(Objective) Reproduce the lines of every record below word for word, omitting the pictures from your answer.

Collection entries
· · ·
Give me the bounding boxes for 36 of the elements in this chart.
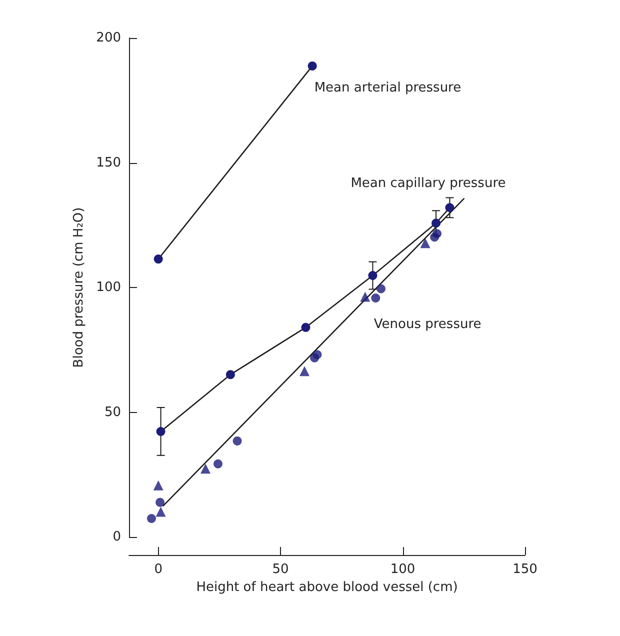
text: Mean capillary pressure [350,176,506,192]
y-tick-label: 100 [96,280,121,295]
y-tick-label: 0 [112,530,121,544]
point [300,366,310,376]
point [154,254,163,264]
x-axis-title: Height of heart above blood vessel (cm) [196,580,458,595]
point [147,514,156,524]
point [213,459,222,468]
x-tick-label: 50 [272,562,289,577]
point [156,498,165,507]
point [308,61,317,70]
series-label: Mean arterial pressure [314,80,462,96]
x-tick-label: 100 [390,562,416,577]
point [156,426,166,436]
y-tick-label: 200 [96,30,121,46]
series-label: Venous pressure [374,317,482,332]
point [432,218,441,228]
point [200,464,211,474]
y-tick-label: 50 [104,404,121,420]
point [232,436,242,446]
point [432,229,442,238]
point [376,284,386,294]
point [156,506,166,517]
y-axis-title: Blood pressure (cm H₂O) [71,207,86,368]
point [445,203,454,212]
point [312,350,322,360]
point [301,322,310,332]
point [420,238,430,248]
x-tick-label: 150 [512,562,538,577]
point [371,293,380,302]
point [368,271,378,280]
point [226,370,235,380]
y-tick-label: 150 [96,155,121,170]
point [360,292,370,302]
point [153,480,164,490]
x-tick-label: 0 [154,562,162,577]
· · ·
(Output of the exercise)
Give me the bounding boxes for 36 of the elements in this chart.
text: Mean capillary pressure [350,176,506,192]
y-tick-label: 100 [96,280,121,295]
y-tick-label: 0 [112,530,121,544]
point [300,366,310,376]
point [154,254,163,264]
x-axis-title: Height of heart above blood vessel (cm) [196,580,458,595]
point [147,514,156,524]
point [213,459,222,468]
x-tick-label: 50 [272,562,289,577]
point [156,498,165,507]
point [308,61,317,70]
series-label: Mean arterial pressure [314,80,462,96]
x-tick-label: 100 [390,562,416,577]
point [156,426,166,436]
y-tick-label: 200 [96,30,121,46]
series-label: Venous pressure [374,317,482,332]
point [432,218,441,228]
point [200,464,211,474]
y-tick-label: 50 [104,404,121,420]
point [232,436,242,446]
point [432,229,442,238]
point [376,284,386,294]
point [156,506,166,517]
y-axis-title: Blood pressure (cm H₂O) [71,207,86,368]
point [445,203,454,212]
point [312,350,322,360]
point [301,322,310,332]
point [420,238,430,248]
x-tick-label: 150 [512,562,538,577]
point [371,293,380,302]
point [368,271,378,280]
point [226,370,235,380]
y-tick-label: 150 [96,155,121,170]
point [360,292,370,302]
point [153,480,164,490]
x-tick-label: 0 [154,562,162,577]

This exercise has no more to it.